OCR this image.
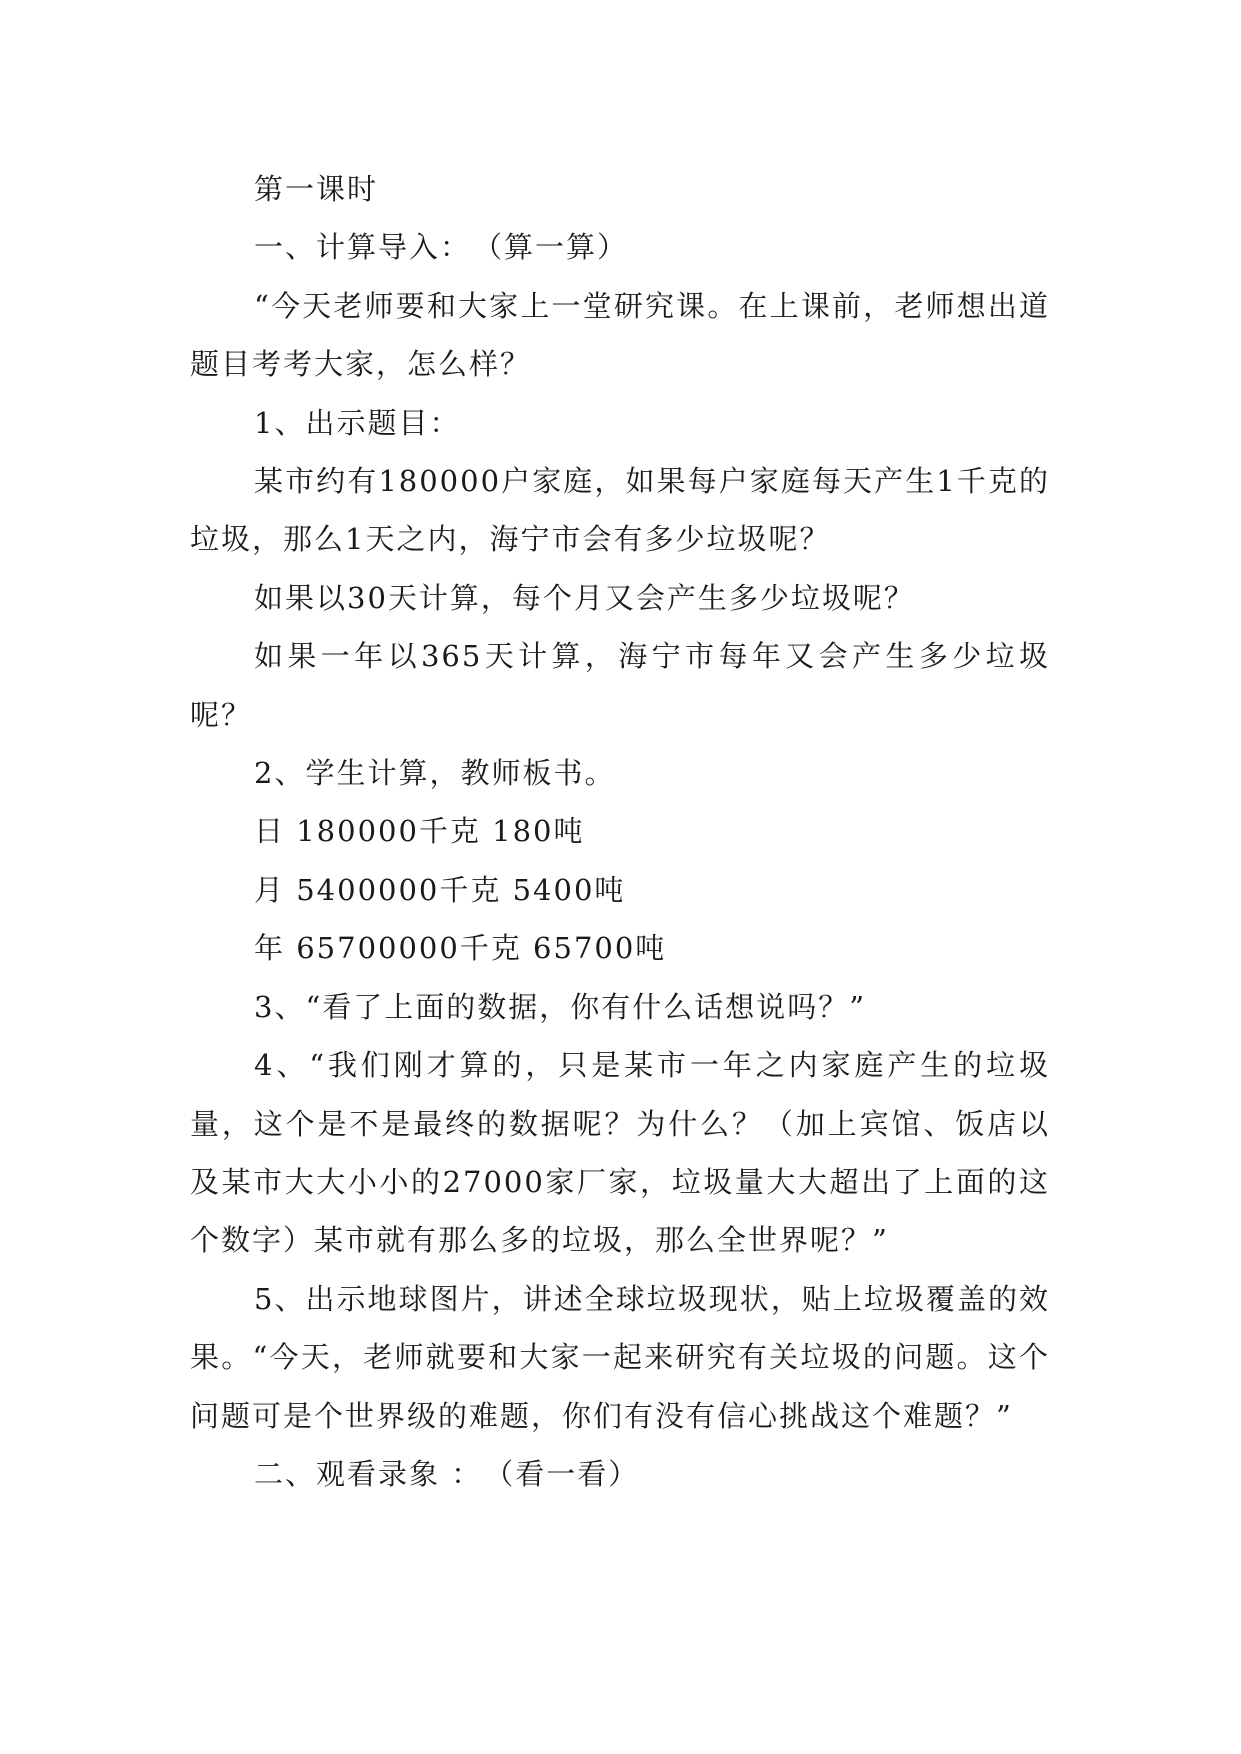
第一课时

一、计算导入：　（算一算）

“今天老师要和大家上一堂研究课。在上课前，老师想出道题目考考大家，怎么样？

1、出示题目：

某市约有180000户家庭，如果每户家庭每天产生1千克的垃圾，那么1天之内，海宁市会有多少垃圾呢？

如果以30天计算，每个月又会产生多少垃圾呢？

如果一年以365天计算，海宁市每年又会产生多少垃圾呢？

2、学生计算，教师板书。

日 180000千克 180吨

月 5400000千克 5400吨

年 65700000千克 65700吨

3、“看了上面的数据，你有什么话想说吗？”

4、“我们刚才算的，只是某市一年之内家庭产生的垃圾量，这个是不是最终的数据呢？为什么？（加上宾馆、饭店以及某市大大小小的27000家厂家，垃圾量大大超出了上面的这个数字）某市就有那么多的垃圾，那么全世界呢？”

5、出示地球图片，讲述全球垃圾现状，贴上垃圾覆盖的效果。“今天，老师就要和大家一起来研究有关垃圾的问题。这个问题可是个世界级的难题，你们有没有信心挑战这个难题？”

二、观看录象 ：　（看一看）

==

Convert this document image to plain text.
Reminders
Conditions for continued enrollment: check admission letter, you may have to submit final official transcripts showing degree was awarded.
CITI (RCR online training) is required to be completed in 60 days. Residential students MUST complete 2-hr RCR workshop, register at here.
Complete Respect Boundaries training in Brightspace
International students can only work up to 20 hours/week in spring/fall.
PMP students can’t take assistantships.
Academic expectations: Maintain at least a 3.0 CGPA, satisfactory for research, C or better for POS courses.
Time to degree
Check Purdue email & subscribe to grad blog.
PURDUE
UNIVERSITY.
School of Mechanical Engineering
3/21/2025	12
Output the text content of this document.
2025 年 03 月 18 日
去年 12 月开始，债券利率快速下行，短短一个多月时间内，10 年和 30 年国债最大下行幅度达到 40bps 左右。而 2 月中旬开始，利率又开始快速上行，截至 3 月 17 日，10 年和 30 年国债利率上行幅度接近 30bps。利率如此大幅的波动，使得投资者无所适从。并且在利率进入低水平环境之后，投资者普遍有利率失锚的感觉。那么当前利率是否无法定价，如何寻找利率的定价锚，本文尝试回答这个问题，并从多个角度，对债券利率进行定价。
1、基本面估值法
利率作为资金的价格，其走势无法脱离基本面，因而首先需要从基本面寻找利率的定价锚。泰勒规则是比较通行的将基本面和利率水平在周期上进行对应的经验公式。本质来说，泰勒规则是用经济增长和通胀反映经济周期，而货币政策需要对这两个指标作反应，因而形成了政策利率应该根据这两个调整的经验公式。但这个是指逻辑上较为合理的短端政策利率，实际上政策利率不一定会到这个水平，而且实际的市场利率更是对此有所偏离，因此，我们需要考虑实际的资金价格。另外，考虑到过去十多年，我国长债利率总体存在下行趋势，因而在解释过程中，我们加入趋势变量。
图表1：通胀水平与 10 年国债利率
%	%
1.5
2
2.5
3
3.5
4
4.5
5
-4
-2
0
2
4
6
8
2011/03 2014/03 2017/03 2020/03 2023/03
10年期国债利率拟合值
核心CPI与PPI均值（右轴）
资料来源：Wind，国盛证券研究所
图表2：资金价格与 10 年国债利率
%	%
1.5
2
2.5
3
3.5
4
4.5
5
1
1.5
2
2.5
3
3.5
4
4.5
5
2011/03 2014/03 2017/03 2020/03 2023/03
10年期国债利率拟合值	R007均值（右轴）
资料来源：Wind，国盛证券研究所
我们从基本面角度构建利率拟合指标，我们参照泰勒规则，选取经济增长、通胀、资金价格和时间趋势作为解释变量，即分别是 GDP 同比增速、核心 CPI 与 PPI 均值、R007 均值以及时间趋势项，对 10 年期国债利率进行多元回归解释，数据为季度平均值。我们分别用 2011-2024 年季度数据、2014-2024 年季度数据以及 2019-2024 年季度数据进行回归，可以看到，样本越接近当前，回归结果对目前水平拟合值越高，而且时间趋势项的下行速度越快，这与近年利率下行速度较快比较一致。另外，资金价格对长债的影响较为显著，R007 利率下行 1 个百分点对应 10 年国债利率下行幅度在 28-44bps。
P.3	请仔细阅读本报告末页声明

▸ Brief:
Gather all the lines that include the word "training" and copy them out.

▸ Output for this exercise:
CITI (RCR online training) is required to be completed in 60 days. Residential students MUST complete 2-hr RCR workshop, register at here.
Complete Respect Boundaries training in Brightspace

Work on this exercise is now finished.